(Extracts from a graphics dataset)
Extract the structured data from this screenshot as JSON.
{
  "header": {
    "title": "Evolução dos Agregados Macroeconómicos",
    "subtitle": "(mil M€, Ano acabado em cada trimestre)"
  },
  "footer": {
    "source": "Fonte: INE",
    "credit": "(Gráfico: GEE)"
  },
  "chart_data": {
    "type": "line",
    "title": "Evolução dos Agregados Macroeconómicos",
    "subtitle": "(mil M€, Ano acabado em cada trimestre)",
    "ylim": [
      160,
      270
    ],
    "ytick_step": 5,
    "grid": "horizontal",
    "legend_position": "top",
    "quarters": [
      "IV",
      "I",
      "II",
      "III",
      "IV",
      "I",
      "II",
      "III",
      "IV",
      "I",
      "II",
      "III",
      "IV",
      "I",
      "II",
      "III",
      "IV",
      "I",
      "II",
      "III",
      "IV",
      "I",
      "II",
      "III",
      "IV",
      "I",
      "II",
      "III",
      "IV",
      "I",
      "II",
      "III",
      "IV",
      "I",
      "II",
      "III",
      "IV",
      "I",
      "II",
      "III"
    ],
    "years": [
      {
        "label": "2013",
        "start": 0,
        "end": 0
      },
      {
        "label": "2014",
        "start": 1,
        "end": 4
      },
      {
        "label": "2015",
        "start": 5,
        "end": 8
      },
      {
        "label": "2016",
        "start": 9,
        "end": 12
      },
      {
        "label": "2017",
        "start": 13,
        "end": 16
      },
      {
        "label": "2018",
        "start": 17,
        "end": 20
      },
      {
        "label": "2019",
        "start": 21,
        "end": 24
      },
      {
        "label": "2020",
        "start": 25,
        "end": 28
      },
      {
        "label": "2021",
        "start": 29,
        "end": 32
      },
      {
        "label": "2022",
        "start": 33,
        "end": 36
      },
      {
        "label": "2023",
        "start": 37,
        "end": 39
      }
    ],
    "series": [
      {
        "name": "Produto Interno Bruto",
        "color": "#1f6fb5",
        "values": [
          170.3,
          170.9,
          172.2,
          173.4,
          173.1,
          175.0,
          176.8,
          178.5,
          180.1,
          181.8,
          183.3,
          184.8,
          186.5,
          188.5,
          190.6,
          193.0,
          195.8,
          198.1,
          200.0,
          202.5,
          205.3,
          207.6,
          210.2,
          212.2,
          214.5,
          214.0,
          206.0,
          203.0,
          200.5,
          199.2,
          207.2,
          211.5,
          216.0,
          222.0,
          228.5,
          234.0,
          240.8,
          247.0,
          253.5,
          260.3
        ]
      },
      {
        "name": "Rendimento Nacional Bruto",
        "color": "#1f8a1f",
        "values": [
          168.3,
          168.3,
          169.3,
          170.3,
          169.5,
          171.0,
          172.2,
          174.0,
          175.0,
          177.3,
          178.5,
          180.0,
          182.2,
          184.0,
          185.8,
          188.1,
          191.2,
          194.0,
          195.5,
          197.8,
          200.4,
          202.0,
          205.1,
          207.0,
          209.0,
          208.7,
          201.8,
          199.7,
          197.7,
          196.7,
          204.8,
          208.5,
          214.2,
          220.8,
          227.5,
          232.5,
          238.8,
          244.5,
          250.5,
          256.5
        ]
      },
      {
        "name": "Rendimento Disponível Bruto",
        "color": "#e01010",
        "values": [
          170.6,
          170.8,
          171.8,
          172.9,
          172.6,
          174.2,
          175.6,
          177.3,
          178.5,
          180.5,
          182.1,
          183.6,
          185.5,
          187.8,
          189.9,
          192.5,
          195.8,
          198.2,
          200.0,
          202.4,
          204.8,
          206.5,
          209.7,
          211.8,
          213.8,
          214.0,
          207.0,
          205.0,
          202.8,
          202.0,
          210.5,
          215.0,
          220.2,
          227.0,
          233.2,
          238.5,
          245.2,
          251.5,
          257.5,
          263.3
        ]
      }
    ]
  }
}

...

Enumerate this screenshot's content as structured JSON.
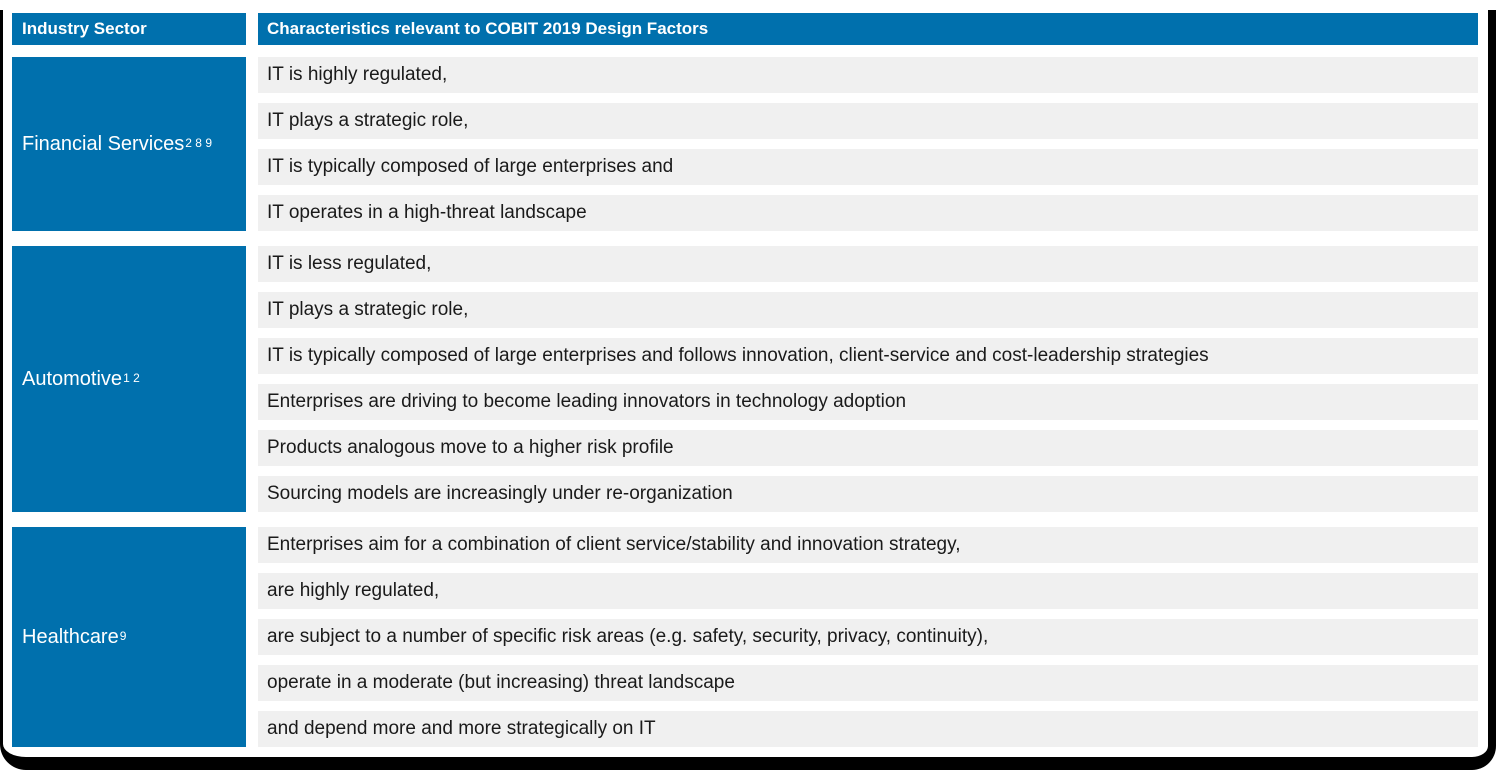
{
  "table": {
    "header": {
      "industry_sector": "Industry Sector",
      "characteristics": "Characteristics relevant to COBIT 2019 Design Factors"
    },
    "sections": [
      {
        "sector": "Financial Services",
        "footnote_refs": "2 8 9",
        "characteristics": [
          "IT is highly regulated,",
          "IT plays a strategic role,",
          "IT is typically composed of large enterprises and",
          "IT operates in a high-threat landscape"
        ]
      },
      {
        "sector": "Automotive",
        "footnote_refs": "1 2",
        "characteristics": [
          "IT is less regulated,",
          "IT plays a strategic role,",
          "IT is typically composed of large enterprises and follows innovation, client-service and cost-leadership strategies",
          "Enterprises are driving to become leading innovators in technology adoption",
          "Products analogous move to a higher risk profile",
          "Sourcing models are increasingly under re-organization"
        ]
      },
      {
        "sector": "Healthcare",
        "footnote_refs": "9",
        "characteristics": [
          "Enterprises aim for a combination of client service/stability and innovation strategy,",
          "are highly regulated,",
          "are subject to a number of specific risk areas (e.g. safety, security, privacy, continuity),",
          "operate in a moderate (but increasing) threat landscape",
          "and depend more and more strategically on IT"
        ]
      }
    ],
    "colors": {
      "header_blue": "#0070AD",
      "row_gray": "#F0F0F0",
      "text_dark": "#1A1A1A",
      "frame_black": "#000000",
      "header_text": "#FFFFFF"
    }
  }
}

* * *

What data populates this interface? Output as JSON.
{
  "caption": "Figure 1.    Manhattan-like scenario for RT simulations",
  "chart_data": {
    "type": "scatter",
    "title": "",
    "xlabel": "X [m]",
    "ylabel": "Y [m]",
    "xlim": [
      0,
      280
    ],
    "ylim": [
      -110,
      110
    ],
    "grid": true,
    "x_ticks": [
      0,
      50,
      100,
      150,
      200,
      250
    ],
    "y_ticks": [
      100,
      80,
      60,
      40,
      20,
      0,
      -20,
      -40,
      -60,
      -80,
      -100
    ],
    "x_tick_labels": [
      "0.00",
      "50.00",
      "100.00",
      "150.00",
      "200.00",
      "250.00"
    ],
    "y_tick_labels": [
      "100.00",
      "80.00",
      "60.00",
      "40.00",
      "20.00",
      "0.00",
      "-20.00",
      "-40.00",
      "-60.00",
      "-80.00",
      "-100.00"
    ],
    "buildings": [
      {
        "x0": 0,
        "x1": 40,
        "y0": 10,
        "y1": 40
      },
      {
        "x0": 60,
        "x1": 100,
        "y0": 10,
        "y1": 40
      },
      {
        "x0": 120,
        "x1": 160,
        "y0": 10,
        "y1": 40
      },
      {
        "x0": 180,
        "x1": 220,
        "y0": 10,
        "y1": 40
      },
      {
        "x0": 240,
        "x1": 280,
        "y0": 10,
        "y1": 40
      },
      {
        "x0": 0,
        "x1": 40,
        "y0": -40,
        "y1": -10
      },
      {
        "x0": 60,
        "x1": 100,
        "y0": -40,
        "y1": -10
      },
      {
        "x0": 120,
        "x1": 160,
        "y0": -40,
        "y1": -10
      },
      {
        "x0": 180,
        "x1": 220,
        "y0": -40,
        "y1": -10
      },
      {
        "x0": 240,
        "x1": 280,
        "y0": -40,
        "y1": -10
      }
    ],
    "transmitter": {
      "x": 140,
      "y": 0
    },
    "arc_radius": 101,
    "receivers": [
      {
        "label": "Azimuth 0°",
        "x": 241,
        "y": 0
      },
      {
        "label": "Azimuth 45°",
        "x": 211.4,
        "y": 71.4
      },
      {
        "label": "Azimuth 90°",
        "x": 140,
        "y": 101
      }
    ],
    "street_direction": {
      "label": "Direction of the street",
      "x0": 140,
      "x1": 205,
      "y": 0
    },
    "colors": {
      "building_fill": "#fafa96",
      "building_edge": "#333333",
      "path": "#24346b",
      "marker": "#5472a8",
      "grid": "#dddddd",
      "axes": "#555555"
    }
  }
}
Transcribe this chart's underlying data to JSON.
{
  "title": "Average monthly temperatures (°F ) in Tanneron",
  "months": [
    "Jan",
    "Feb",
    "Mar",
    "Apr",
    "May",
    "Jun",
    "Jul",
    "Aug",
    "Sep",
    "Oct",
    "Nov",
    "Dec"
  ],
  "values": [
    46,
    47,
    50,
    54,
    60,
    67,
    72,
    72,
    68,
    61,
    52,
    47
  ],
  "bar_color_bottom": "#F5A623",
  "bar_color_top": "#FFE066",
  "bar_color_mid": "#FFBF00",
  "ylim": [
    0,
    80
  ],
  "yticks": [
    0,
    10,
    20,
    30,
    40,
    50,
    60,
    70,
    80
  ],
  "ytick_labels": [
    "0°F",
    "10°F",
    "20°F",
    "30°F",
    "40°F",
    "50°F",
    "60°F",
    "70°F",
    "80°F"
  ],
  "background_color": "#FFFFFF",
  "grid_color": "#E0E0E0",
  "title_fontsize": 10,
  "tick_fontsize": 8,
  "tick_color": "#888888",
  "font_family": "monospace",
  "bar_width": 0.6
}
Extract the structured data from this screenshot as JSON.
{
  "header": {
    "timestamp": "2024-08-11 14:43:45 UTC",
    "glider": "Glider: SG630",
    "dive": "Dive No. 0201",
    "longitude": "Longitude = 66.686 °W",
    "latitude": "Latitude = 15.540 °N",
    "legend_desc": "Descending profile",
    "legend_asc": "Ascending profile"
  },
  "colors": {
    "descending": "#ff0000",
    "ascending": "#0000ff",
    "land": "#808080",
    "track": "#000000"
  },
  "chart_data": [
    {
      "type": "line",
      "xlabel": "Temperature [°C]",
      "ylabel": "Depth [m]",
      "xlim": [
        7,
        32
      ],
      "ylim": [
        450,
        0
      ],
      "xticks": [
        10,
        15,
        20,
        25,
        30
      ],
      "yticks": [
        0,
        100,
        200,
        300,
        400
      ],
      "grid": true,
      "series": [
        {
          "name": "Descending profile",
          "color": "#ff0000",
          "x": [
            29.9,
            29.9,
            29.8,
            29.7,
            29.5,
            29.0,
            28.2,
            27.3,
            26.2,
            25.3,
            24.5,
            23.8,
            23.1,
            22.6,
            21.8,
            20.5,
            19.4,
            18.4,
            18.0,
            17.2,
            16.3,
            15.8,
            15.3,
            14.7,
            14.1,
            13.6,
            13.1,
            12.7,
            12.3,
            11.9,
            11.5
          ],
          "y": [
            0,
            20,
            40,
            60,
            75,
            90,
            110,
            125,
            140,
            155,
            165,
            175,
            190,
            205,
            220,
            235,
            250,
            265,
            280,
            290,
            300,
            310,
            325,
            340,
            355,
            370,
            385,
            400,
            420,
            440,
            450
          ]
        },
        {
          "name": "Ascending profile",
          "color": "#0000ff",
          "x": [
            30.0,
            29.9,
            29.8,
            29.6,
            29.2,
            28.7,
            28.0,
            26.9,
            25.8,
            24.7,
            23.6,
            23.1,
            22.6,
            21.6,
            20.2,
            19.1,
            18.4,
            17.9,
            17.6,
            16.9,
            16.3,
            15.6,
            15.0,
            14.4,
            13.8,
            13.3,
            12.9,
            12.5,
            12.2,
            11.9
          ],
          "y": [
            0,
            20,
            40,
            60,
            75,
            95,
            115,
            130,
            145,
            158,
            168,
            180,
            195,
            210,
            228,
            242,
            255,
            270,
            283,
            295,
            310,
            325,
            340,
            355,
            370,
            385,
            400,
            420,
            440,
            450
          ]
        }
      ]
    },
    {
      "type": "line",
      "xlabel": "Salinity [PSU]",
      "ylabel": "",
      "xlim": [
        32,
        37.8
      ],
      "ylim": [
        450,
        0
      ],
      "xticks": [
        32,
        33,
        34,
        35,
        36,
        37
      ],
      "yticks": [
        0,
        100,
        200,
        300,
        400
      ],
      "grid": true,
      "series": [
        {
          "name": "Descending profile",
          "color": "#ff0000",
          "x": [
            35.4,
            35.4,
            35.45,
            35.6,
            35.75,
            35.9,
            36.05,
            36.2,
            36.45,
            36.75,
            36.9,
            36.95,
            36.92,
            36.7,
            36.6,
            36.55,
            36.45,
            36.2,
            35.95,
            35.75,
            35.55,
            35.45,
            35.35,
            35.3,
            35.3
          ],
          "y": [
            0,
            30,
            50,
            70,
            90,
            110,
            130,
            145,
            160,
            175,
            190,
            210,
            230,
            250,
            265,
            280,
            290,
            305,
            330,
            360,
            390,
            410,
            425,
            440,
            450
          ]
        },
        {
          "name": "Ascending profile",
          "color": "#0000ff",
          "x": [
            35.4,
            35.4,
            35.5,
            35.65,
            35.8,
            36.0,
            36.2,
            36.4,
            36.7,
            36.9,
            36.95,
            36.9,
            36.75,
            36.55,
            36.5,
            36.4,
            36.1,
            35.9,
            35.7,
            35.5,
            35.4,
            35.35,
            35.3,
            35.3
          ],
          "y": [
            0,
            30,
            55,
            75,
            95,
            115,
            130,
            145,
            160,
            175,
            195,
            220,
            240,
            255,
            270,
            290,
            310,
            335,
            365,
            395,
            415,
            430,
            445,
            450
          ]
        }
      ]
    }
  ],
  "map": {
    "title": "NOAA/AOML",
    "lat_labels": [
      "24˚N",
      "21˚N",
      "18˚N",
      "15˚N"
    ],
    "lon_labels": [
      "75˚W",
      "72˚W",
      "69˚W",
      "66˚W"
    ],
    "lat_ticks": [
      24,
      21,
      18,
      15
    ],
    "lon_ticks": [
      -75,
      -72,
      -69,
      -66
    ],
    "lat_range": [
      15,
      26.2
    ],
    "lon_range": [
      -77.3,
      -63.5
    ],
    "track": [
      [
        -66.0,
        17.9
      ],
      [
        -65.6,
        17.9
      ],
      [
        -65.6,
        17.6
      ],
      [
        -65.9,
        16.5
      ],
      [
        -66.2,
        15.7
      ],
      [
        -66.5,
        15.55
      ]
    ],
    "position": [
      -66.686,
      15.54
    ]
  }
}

Do this> Count how many lines of the material hold the string "composed". Give the number and nothing more.

Full output> 2